- Region boundary data:
○ ○ ○ ○

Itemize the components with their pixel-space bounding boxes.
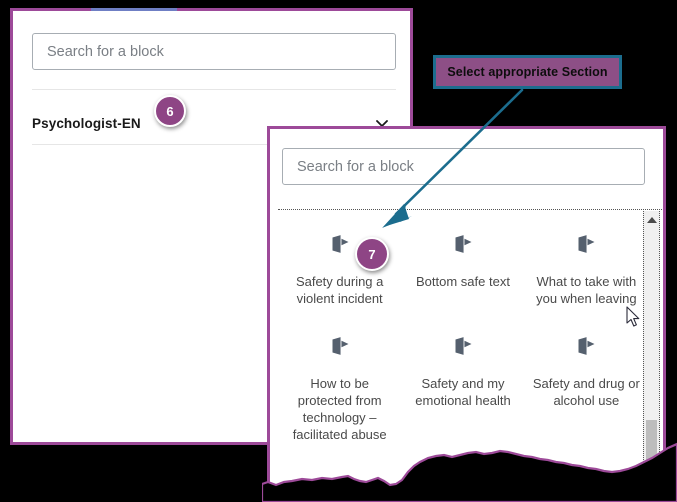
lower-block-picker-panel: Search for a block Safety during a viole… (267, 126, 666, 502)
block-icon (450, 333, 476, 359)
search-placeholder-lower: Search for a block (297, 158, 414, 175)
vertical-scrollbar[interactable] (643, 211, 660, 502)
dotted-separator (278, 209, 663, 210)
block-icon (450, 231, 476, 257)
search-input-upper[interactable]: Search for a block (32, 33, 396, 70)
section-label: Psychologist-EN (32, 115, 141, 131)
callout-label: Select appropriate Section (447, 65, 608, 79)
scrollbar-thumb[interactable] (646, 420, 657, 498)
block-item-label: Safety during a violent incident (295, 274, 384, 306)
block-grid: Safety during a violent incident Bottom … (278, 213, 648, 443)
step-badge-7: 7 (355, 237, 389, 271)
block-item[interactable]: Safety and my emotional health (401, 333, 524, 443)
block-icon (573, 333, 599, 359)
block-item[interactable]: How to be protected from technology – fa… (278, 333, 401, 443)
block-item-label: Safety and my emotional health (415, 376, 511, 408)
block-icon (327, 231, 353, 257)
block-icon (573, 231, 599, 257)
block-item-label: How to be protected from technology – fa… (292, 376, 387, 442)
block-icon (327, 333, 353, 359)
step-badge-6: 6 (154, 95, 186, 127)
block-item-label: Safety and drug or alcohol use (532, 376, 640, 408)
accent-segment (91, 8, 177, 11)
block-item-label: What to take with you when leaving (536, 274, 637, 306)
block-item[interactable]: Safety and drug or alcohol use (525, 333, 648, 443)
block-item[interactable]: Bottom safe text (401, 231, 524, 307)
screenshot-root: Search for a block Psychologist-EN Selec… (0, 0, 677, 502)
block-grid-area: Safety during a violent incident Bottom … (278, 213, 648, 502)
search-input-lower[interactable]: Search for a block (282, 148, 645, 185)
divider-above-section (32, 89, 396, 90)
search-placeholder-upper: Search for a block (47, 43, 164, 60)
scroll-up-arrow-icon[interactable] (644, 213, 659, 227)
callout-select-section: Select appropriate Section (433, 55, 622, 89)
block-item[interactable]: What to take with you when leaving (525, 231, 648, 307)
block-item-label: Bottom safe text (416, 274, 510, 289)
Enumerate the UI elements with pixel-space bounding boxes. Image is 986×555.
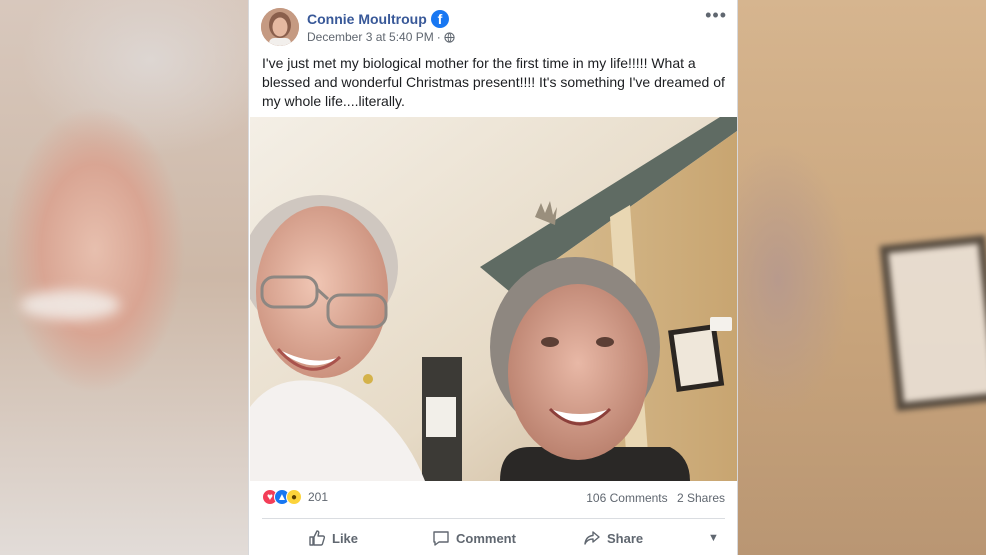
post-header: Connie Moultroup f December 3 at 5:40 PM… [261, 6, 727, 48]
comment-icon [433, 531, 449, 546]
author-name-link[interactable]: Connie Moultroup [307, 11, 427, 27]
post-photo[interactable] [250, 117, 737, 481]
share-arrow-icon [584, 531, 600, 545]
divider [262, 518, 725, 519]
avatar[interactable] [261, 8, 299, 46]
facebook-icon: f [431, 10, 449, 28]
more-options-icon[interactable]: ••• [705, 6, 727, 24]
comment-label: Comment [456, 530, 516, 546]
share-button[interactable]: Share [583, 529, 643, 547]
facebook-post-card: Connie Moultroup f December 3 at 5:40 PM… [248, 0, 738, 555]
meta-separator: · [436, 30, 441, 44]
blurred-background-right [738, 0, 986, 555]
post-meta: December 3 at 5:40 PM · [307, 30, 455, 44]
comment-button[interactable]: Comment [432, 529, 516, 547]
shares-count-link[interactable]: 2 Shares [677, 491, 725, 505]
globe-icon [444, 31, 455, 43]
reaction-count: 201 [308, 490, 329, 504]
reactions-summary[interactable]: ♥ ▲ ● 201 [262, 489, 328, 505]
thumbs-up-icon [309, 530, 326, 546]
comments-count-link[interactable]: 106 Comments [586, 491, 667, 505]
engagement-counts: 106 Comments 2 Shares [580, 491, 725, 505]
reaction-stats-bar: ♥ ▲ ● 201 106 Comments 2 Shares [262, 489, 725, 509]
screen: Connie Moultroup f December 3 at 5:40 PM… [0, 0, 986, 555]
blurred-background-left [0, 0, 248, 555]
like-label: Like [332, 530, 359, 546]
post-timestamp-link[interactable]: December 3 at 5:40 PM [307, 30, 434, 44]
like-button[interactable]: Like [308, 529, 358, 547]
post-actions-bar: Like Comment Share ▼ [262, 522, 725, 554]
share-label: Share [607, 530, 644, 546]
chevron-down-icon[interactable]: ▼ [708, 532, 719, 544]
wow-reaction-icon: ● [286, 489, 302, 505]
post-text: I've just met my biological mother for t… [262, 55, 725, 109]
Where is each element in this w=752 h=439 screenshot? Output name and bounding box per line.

○ ○ ○ ○

- Work instructions: Copy the lines of the items from the line containing "post-header: Connie Moultroup" to the line containing "post-photo[interactable] [250, 117, 737, 481]", both included, without changing them.

- Complete response:
post-header: Connie Moultroup f December 3 at 5:40 PM… [261, 6, 727, 48]
comment-icon [433, 531, 449, 546]
author-name-link[interactable]: Connie Moultroup [307, 11, 427, 27]
post-photo[interactable] [250, 117, 737, 481]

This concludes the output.